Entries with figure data
——————
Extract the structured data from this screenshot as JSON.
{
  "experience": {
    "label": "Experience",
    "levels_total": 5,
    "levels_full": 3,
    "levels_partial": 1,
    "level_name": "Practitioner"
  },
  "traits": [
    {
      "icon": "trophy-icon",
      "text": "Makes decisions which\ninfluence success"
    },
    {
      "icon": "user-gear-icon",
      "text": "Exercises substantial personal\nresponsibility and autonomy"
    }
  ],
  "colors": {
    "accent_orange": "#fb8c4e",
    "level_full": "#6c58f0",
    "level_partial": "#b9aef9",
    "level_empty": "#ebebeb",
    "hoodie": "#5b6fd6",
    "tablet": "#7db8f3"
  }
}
——————
**CHALLENGE:** Return all of the entries word for word.

**FINISHED EXERCISE:**
Extract the structured data from this screenshot as JSON.
{
  "experience": {
    "label": "Experience",
    "levels_total": 5,
    "levels_full": 3,
    "levels_partial": 1,
    "level_name": "Practitioner"
  },
  "traits": [
    {
      "icon": "trophy-icon",
      "text": "Makes decisions which\ninfluence success"
    },
    {
      "icon": "user-gear-icon",
      "text": "Exercises substantial personal\nresponsibility and autonomy"
    }
  ],
  "colors": {
    "accent_orange": "#fb8c4e",
    "level_full": "#6c58f0",
    "level_partial": "#b9aef9",
    "level_empty": "#ebebeb",
    "hoodie": "#5b6fd6",
    "tablet": "#7db8f3"
  }
}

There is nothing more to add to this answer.